Fausse-couche et « trouble de l’adaptation »

La princesse Masako et le prince Naruhito lors d’une viste au Qatar. (Doha, 12 novembre 1994.)

Le 9 décembre 1992, jour de son anniversaire, Masako Owada accepte finalement d’épouser le prince héritier du Japon. Elle se voit alors dans l’obligation d’abandonner sa thèse – par peur de froisser sa belle-famille – et de renoncer à son poste de diplomate. Jugée trop indépendante aux yeux du gouvernement, elle fait pourtant l’unanimité auprès du peuple japonais, habituellement peu intéressé par la famille royale. En dépit de la promesse faite par son époux, elle doit devenir une ryosai kenbo (bonne épouse et mère avisée, en japonais, NDLR), et songer à concevoir un héritier. C’est chose faite six ans après leur union : la princesse est enceinte. Le palais nie la nouvelle, avant de dévoiler publiquement qu’elle a fait une fausse couche.

* [Enregistrements fournis]
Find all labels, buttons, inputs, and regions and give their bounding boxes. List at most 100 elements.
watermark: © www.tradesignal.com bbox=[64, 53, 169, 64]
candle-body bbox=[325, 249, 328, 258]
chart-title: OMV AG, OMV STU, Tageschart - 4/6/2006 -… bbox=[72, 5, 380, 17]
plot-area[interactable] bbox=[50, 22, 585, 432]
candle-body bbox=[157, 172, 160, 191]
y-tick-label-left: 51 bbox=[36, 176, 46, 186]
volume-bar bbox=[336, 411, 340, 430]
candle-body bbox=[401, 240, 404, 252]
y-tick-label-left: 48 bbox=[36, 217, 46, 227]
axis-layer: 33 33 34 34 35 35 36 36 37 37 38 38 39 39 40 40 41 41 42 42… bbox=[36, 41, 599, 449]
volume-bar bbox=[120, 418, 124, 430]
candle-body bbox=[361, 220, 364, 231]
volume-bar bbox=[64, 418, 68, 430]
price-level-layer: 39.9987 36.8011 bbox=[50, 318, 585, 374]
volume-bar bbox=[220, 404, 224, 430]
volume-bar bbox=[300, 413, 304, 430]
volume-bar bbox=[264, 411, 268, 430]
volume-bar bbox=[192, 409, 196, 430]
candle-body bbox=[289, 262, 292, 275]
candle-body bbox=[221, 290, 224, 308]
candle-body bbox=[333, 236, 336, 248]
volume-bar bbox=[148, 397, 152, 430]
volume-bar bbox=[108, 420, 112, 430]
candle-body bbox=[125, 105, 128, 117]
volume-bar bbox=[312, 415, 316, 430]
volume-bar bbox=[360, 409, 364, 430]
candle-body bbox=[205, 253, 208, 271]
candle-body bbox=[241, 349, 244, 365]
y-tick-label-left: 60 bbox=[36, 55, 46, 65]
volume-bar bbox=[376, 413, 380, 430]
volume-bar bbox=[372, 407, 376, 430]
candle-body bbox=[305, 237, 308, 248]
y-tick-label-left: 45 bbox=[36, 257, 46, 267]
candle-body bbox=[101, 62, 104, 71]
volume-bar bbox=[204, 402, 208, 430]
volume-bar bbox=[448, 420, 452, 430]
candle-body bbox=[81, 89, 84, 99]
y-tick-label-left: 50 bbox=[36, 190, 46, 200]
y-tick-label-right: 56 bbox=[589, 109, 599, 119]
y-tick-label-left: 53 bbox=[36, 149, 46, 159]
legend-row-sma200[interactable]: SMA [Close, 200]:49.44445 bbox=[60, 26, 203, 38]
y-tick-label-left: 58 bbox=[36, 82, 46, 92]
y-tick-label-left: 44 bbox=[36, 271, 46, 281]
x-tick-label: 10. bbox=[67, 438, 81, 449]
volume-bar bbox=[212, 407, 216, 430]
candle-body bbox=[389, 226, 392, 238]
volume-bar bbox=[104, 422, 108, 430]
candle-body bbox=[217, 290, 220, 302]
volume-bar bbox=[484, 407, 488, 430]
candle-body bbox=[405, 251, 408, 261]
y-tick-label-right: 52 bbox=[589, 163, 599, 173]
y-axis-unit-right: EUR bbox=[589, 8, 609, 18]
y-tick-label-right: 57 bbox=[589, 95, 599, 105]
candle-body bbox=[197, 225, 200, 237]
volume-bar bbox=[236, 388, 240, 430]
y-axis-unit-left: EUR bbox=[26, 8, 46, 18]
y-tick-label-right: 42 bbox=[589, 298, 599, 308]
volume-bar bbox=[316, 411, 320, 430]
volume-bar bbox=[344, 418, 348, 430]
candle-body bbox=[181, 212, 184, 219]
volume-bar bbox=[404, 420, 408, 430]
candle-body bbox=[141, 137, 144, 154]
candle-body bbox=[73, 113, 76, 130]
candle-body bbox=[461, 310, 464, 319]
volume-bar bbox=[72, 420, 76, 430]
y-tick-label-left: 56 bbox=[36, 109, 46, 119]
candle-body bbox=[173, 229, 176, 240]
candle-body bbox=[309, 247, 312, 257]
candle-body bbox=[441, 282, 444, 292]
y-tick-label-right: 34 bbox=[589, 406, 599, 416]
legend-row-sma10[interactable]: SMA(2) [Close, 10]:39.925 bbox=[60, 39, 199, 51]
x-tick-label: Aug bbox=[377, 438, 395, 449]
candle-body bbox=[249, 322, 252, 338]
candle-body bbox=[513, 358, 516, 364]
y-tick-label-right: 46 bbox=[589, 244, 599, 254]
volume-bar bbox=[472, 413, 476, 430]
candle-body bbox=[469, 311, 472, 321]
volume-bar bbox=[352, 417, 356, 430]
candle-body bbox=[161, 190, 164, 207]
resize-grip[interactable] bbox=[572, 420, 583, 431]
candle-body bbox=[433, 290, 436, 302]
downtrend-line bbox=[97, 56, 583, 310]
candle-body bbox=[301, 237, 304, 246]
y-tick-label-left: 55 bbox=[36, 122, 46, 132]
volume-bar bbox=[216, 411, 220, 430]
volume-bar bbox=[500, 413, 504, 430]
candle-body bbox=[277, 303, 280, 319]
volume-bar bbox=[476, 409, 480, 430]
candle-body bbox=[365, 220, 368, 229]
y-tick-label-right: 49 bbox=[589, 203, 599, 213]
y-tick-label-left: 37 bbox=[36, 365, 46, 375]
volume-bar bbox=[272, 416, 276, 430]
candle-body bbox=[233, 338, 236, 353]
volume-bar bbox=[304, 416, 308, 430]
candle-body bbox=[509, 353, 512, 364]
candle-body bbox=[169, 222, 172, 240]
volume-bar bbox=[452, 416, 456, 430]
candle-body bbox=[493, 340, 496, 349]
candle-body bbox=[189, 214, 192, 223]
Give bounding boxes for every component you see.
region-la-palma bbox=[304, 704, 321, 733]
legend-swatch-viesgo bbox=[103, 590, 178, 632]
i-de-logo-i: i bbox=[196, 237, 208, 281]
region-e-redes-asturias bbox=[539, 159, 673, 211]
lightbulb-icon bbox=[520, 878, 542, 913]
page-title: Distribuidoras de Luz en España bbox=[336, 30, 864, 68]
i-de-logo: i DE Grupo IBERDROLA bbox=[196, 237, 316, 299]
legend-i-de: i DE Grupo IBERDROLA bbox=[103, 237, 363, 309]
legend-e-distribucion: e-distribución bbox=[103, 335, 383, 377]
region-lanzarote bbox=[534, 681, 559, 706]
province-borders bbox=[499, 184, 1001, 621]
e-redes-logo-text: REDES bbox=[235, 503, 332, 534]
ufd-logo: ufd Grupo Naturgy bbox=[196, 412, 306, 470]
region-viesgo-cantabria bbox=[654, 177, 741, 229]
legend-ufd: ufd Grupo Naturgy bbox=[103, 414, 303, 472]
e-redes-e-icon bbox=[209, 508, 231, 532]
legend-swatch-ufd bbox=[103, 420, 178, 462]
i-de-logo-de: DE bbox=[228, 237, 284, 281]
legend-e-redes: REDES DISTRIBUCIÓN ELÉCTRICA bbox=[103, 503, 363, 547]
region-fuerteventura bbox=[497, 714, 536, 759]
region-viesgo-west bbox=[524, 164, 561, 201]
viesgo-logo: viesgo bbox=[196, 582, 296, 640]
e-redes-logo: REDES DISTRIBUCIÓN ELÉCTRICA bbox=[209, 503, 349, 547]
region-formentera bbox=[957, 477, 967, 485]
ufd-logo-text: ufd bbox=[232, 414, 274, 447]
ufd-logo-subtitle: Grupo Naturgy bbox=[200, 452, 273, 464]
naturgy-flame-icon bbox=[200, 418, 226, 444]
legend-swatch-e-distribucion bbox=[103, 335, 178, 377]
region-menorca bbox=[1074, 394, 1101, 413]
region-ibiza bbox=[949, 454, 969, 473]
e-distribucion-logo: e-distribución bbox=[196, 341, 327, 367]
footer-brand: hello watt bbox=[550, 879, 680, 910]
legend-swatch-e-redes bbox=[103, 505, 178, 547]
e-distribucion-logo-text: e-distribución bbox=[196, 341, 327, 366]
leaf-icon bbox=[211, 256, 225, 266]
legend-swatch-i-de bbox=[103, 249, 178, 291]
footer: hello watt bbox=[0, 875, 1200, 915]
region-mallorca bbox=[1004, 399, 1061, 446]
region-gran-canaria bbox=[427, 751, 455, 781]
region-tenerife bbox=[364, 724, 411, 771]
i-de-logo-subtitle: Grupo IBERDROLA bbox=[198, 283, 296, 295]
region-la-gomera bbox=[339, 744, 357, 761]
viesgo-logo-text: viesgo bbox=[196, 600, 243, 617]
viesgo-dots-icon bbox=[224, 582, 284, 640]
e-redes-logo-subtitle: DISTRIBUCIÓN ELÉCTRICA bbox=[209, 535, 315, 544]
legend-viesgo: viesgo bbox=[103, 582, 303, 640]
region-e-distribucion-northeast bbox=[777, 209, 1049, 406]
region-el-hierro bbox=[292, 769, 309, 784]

* [Consigne] Écrivez la suite du texte sur la princesse Masako après sa dernière phrase. Les enregistrements n'ont aucun lien avec le texte.

* [Réponse]
Masako échoue donc à la seule mission qui lui est conférée par le protocole : enfanter. Le couple se lance alors dans un processus de procréation médicalement assistée, sujet tabou au Japon, mais qui a le mérite de fonctionner. La princesse tombe enfin enceinte et accouche en 2001 d’Aiko, une fille. Mais au Japon, seuls les hommes peuvent accéder au trône du Chrysanthème. La dynastie est donc menacée d’extinction. Ce «nouvel échec» la plonge dans la dépression. En 2004, son médecin lui diagnostique un «trouble de l’adaptation» en raison du stress lié à sa condition de princesse. Naruhito prend publiquement sa défense, accusant l’Agence impériale d’avoir provoqué sa maladie. C’est la première fois qu’un membre de la famille impériale tient tête à l’institution, suscitant par la même occasion un vif débat au sujet de l’inflexibilité du système.

La famille impériale japonaise

Assis : l’empereur Akihito et l’impératrice Michiko.
De gauche à droite : la princesse Nori, le prince Naruhito et son épouse Masako, le prince Akishino et son épouse Kiko. (Tokyo, le 11 juin 1993.)

L’empereur Akihito et l’impératrice Michiko. Elle est la première roturière à être devenue impératrice. L’empereur abdiquera le 30 avril pour laisser place à son fils aîné le prince Naruhito. (Hayama, le 21 janvier 2019.)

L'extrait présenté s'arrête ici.